Work through the data below and give the number of lines holding "Working", nothing more.
## start DATASET RECORDS
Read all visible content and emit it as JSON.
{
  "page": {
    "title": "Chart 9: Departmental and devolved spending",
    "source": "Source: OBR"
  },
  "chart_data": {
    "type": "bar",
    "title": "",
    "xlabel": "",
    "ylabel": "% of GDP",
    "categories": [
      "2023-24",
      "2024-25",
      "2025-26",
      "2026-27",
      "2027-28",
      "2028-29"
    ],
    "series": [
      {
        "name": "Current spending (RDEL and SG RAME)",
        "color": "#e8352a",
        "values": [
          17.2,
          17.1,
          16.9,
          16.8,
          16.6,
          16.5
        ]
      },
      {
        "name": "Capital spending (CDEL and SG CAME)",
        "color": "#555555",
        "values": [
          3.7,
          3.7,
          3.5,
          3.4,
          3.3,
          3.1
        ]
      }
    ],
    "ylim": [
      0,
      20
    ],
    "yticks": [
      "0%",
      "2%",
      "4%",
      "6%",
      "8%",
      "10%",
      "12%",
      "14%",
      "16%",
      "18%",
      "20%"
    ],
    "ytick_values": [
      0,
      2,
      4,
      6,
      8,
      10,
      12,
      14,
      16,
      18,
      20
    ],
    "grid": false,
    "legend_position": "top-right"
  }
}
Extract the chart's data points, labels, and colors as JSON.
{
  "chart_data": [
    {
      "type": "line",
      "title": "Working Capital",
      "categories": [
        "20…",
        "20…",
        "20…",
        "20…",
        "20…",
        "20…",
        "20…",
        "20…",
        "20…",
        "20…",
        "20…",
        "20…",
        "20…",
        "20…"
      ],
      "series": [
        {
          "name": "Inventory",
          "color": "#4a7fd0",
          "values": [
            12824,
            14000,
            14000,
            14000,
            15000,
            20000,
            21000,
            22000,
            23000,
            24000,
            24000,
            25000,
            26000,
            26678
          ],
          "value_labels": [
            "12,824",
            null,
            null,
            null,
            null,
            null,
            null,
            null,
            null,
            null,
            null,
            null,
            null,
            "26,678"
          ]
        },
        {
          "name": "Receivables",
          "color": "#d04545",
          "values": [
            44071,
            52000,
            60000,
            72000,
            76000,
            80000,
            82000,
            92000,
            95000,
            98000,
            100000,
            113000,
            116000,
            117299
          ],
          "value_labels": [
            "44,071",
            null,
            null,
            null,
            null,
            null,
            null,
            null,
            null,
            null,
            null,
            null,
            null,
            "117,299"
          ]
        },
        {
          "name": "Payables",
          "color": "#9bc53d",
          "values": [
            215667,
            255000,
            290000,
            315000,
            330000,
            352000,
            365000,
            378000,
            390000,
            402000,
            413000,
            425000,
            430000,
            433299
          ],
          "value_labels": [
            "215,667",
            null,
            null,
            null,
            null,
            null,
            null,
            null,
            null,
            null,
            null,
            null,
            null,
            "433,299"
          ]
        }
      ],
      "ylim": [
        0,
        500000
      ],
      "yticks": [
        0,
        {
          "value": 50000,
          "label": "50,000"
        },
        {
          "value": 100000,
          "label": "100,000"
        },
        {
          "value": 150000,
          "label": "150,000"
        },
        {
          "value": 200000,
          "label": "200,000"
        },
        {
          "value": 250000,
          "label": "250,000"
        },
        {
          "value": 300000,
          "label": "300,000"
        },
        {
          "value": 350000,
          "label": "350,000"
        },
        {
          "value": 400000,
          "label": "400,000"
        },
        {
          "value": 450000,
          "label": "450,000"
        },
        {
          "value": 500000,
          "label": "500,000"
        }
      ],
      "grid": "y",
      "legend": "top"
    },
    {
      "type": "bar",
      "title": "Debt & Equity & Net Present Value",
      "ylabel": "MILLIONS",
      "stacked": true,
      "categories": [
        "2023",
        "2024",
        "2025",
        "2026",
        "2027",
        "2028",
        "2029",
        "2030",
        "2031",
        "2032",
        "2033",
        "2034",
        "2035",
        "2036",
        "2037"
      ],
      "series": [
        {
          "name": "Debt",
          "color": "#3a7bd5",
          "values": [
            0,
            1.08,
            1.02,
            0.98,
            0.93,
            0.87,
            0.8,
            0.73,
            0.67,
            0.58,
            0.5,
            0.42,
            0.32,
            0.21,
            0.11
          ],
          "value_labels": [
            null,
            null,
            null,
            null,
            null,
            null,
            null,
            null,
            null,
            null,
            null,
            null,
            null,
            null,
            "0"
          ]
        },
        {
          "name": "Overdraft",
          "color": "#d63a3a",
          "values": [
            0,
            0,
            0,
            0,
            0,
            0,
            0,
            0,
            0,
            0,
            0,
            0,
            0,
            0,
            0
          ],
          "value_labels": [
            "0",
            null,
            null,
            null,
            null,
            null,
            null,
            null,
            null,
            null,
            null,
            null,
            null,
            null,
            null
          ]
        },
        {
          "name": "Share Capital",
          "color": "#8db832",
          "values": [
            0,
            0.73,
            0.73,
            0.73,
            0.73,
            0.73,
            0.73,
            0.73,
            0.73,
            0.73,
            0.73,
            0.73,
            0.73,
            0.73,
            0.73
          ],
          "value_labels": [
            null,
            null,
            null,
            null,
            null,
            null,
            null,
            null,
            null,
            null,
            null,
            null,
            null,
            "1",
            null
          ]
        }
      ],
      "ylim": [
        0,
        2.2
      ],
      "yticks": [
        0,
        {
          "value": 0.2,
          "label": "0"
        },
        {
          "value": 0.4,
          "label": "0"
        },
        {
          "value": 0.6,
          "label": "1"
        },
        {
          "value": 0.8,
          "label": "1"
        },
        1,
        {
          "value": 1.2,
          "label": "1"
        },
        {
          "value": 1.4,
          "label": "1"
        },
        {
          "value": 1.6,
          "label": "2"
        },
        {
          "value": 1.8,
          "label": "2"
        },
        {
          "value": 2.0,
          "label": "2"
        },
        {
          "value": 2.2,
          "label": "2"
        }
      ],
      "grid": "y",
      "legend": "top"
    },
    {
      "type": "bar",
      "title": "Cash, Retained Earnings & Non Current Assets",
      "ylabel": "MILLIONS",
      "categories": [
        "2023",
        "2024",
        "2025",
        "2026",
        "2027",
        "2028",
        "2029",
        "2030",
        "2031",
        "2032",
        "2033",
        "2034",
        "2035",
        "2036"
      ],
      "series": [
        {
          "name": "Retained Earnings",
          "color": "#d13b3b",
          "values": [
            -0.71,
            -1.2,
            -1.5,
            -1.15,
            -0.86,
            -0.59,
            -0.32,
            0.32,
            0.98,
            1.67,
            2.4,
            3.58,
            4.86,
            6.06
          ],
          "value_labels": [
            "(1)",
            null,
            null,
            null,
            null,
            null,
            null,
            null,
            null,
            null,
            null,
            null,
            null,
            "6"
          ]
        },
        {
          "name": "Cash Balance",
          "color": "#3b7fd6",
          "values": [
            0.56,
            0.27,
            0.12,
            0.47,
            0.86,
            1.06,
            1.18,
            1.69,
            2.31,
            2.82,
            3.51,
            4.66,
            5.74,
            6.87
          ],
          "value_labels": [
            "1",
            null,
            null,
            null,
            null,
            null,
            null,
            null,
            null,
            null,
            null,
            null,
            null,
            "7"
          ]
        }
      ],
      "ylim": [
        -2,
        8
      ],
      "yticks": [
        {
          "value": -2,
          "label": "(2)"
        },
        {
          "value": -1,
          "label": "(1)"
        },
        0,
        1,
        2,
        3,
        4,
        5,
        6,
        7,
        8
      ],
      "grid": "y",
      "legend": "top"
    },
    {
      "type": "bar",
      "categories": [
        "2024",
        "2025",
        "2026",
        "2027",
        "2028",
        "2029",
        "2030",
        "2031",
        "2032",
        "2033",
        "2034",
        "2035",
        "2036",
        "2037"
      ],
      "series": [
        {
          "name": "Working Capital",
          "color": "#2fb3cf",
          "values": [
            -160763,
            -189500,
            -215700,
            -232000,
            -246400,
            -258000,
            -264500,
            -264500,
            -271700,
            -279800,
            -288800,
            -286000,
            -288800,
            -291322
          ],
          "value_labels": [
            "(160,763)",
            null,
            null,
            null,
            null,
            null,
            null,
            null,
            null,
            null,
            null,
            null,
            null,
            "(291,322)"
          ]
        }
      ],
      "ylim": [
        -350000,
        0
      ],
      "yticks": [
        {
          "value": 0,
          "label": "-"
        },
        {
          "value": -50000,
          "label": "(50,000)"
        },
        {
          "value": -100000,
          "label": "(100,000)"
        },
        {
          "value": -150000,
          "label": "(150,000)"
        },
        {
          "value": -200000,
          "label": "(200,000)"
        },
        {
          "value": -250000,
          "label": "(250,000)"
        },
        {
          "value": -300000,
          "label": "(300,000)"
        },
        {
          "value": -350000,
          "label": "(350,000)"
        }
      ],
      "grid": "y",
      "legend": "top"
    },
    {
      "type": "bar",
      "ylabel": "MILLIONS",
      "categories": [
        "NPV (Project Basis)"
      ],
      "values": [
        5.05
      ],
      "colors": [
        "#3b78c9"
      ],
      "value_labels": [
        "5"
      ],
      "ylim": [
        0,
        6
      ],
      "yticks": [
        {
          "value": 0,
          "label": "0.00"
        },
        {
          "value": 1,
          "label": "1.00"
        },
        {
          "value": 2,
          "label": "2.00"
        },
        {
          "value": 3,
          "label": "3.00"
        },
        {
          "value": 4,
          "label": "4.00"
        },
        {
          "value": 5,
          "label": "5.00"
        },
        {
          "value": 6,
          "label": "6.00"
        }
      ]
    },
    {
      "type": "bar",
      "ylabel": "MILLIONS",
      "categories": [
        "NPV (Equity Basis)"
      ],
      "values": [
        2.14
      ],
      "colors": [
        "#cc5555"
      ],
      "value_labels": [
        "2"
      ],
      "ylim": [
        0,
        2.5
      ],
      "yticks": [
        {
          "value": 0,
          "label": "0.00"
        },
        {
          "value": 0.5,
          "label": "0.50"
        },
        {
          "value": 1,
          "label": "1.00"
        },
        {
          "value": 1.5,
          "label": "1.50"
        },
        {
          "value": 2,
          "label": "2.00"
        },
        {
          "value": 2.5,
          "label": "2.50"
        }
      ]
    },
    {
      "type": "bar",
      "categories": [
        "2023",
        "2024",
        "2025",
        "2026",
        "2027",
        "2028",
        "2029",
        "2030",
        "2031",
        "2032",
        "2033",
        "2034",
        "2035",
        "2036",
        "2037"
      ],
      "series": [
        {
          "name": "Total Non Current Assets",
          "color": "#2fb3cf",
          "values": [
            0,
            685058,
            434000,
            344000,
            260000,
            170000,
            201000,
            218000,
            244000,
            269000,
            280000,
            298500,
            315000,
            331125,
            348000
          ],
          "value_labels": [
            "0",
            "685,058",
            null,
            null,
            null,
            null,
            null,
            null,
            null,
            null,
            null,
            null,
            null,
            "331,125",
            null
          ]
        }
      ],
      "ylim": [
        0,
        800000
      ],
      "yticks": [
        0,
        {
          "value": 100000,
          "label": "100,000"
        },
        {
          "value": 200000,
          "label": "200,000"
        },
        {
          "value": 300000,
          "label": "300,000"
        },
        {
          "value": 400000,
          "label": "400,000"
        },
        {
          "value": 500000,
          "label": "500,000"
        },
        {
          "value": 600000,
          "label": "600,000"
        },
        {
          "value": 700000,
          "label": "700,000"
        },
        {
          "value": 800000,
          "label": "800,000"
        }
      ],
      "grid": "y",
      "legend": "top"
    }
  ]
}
## end DATASET RECORDS
[WRITTEN SOLUTION] 2